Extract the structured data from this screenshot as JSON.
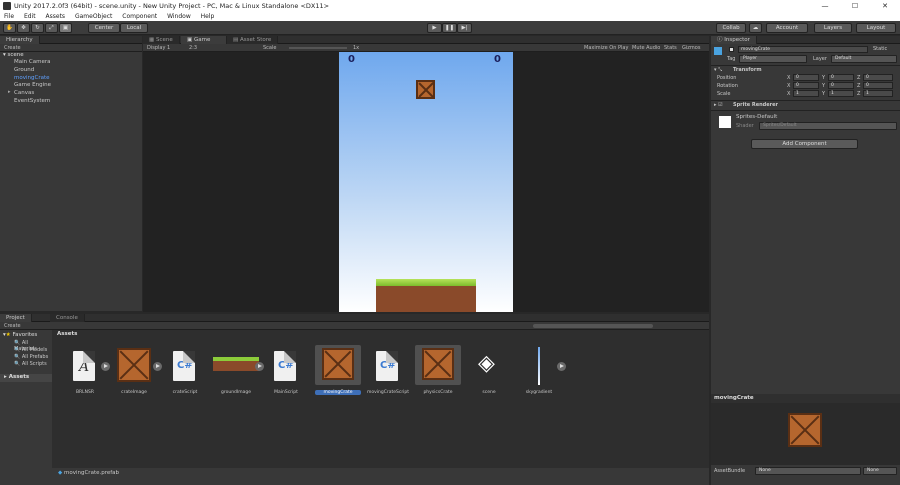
{
  "window": {
    "title": "Unity 2017.2.0f3 (64bit) - scene.unity - New Unity Project - PC, Mac & Linux Standalone <DX11>",
    "minimize": "—",
    "maximize": "☐",
    "close": "✕"
  },
  "menu": [
    "File",
    "Edit",
    "Assets",
    "GameObject",
    "Component",
    "Window",
    "Help"
  ],
  "toolbar": {
    "center": "Center",
    "local": "Local",
    "play": "▶",
    "pause": "❚❚",
    "step": "▶|",
    "collab": "Collab",
    "account": "Account",
    "layers": "Layers",
    "layout": "Layout"
  },
  "hierarchy": {
    "tab": "Hierarchy",
    "create": "Create",
    "scene": "scene",
    "items": [
      "Main Camera",
      "Ground",
      "movingCrate",
      "Game Engine",
      "Canvas",
      "EventSystem"
    ],
    "selected": "movingCrate"
  },
  "center_tabs": [
    "Scene",
    "Game",
    "Asset Store"
  ],
  "game_bar": {
    "display": "Display 1",
    "aspect": "2:3",
    "scale_label": "Scale",
    "scale_value": "1x",
    "maximize": "Maximize On Play",
    "mute": "Mute Audio",
    "stats": "Stats",
    "gizmos": "Gizmos"
  },
  "game_view": {
    "score_left": "0",
    "score_right": "0",
    "sky_top": "#6fa8ee",
    "sky_bottom": "#ffffff"
  },
  "project": {
    "tabs": [
      "Project",
      "Console"
    ],
    "create": "Create",
    "favorites": "Favorites",
    "fav_items": [
      "All Materials",
      "All Models",
      "All Prefabs",
      "All Scripts"
    ],
    "assets_root": "Assets",
    "assets_header": "Assets",
    "assets": [
      {
        "name": "BRLNSR",
        "icon": "font-icon"
      },
      {
        "name": "crateImage",
        "icon": "crate-icon"
      },
      {
        "name": "crateScript",
        "icon": "csharp-icon"
      },
      {
        "name": "groundImage",
        "icon": "ground-icon"
      },
      {
        "name": "MainScript",
        "icon": "csharp-icon"
      },
      {
        "name": "movingCrate",
        "icon": "crate-icon"
      },
      {
        "name": "movingCrateScript",
        "icon": "csharp-icon"
      },
      {
        "name": "physicsCrate",
        "icon": "crate-icon"
      },
      {
        "name": "scene",
        "icon": "unity-icon"
      },
      {
        "name": "skygradient",
        "icon": "gradient-icon"
      }
    ],
    "selected_asset": "movingCrate",
    "footer_file": "movingCrate.prefab"
  },
  "inspector": {
    "tab": "Inspector",
    "object_name": "movingCrate",
    "static": "Static",
    "tag_label": "Tag",
    "tag_value": "Player",
    "layer_label": "Layer",
    "layer_value": "Default",
    "transform": "Transform",
    "position_label": "Position",
    "rotation_label": "Rotation",
    "scale_label": "Scale",
    "position": [
      "0",
      "0",
      "0"
    ],
    "rotation": [
      "0",
      "0",
      "0"
    ],
    "scale": [
      "1",
      "1",
      "1"
    ],
    "axis": [
      "X",
      "Y",
      "Z"
    ],
    "sprite_renderer": "Sprite Renderer",
    "material": "Sprites-Default",
    "shader_label": "Shader",
    "shader_value": "Sprites/Default",
    "add_component": "Add Component"
  },
  "preview": {
    "title": "movingCrate",
    "asset_bundle_label": "AssetBundle",
    "bundle_value": "None",
    "variant_value": "None"
  }
}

The request — Write out the material above once more, exactly as it reads, with no pictures.

Task solution —
Extract the structured data from this screenshot as JSON.
{
  "window": {
    "title": "Unity 2017.2.0f3 (64bit) - scene.unity - New Unity Project - PC, Mac & Linux Standalone <DX11>",
    "minimize": "—",
    "maximize": "☐",
    "close": "✕"
  },
  "menu": [
    "File",
    "Edit",
    "Assets",
    "GameObject",
    "Component",
    "Window",
    "Help"
  ],
  "toolbar": {
    "center": "Center",
    "local": "Local",
    "play": "▶",
    "pause": "❚❚",
    "step": "▶|",
    "collab": "Collab",
    "account": "Account",
    "layers": "Layers",
    "layout": "Layout"
  },
  "hierarchy": {
    "tab": "Hierarchy",
    "create": "Create",
    "scene": "scene",
    "items": [
      "Main Camera",
      "Ground",
      "movingCrate",
      "Game Engine",
      "Canvas",
      "EventSystem"
    ],
    "selected": "movingCrate"
  },
  "center_tabs": [
    "Scene",
    "Game",
    "Asset Store"
  ],
  "game_bar": {
    "display": "Display 1",
    "aspect": "2:3",
    "scale_label": "Scale",
    "scale_value": "1x",
    "maximize": "Maximize On Play",
    "mute": "Mute Audio",
    "stats": "Stats",
    "gizmos": "Gizmos"
  },
  "game_view": {
    "score_left": "0",
    "score_right": "0",
    "sky_top": "#6fa8ee",
    "sky_bottom": "#ffffff"
  },
  "project": {
    "tabs": [
      "Project",
      "Console"
    ],
    "create": "Create",
    "favorites": "Favorites",
    "fav_items": [
      "All Materials",
      "All Models",
      "All Prefabs",
      "All Scripts"
    ],
    "assets_root": "Assets",
    "assets_header": "Assets",
    "assets": [
      {
        "name": "BRLNSR",
        "icon": "font-icon"
      },
      {
        "name": "crateImage",
        "icon": "crate-icon"
      },
      {
        "name": "crateScript",
        "icon": "csharp-icon"
      },
      {
        "name": "groundImage",
        "icon": "ground-icon"
      },
      {
        "name": "MainScript",
        "icon": "csharp-icon"
      },
      {
        "name": "movingCrate",
        "icon": "crate-icon"
      },
      {
        "name": "movingCrateScript",
        "icon": "csharp-icon"
      },
      {
        "name": "physicsCrate",
        "icon": "crate-icon"
      },
      {
        "name": "scene",
        "icon": "unity-icon"
      },
      {
        "name": "skygradient",
        "icon": "gradient-icon"
      }
    ],
    "selected_asset": "movingCrate",
    "footer_file": "movingCrate.prefab"
  },
  "inspector": {
    "tab": "Inspector",
    "object_name": "movingCrate",
    "static": "Static",
    "tag_label": "Tag",
    "tag_value": "Player",
    "layer_label": "Layer",
    "layer_value": "Default",
    "transform": "Transform",
    "position_label": "Position",
    "rotation_label": "Rotation",
    "scale_label": "Scale",
    "position": [
      "0",
      "0",
      "0"
    ],
    "rotation": [
      "0",
      "0",
      "0"
    ],
    "scale": [
      "1",
      "1",
      "1"
    ],
    "axis": [
      "X",
      "Y",
      "Z"
    ],
    "sprite_renderer": "Sprite Renderer",
    "material": "Sprites-Default",
    "shader_label": "Shader",
    "shader_value": "Sprites/Default",
    "add_component": "Add Component"
  },
  "preview": {
    "title": "movingCrate",
    "asset_bundle_label": "AssetBundle",
    "bundle_value": "None",
    "variant_value": "None"
  }
}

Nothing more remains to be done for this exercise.